▶ [What you need to do]: Restate the data below word for word. Skip any images it contains.

Begin

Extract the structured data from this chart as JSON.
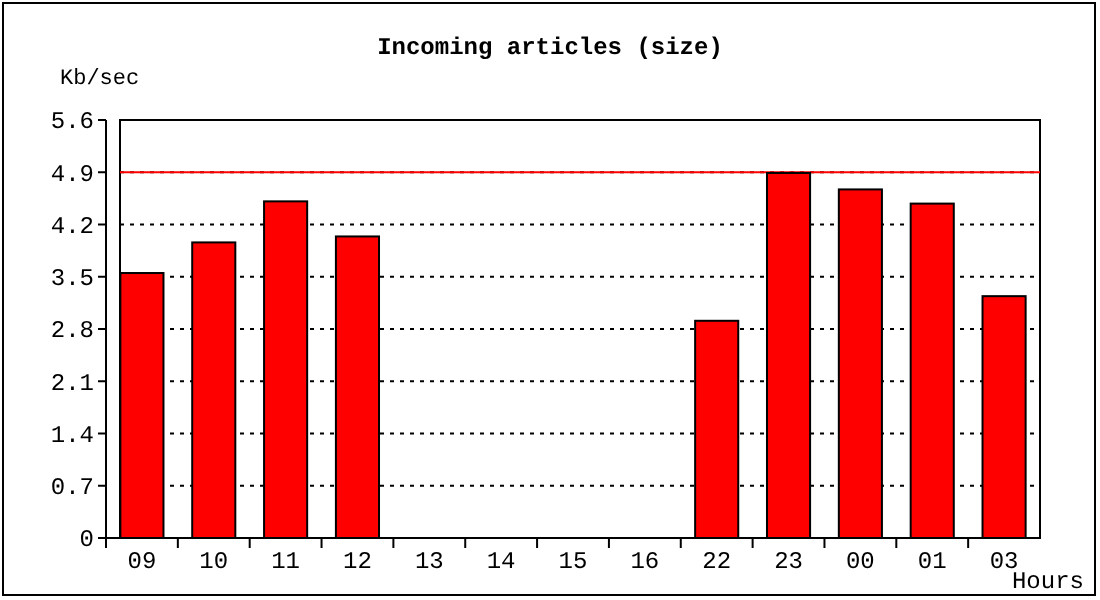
{
  "chart_data": {
    "type": "bar",
    "title": "Incoming articles (size)",
    "ylabel": "Kb/sec",
    "xlabel": "Hours",
    "categories": [
      "09",
      "10",
      "11",
      "12",
      "13",
      "14",
      "15",
      "16",
      "22",
      "23",
      "00",
      "01",
      "03"
    ],
    "values": [
      3.55,
      3.96,
      4.51,
      4.04,
      0,
      0,
      0,
      0,
      2.91,
      4.89,
      4.67,
      4.48,
      3.24
    ],
    "color": "#ff0000",
    "ylim": [
      0,
      5.6
    ],
    "yticks": [
      0,
      0.7,
      1.4,
      2.1,
      2.8,
      3.5,
      4.2,
      4.9,
      5.6
    ],
    "grid": "y",
    "line_style": "dotted",
    "ref_lines": [
      {
        "axis": "y",
        "value": 4.9,
        "color": "#ff0000"
      }
    ]
  }
}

End

▶ [Reply]:
Extract the structured data from this chart as JSON.
{
  "chart_data": {
    "type": "bar",
    "title": "Incoming articles (size)",
    "ylabel": "Kb/sec",
    "xlabel": "Hours",
    "categories": [
      "09",
      "10",
      "11",
      "12",
      "13",
      "14",
      "15",
      "16",
      "22",
      "23",
      "00",
      "01",
      "03"
    ],
    "values": [
      3.55,
      3.96,
      4.51,
      4.04,
      0,
      0,
      0,
      0,
      2.91,
      4.89,
      4.67,
      4.48,
      3.24
    ],
    "color": "#ff0000",
    "ylim": [
      0,
      5.6
    ],
    "yticks": [
      0,
      0.7,
      1.4,
      2.1,
      2.8,
      3.5,
      4.2,
      4.9,
      5.6
    ],
    "grid": "y",
    "line_style": "dotted",
    "ref_lines": [
      {
        "axis": "y",
        "value": 4.9,
        "color": "#ff0000"
      }
    ]
  }
}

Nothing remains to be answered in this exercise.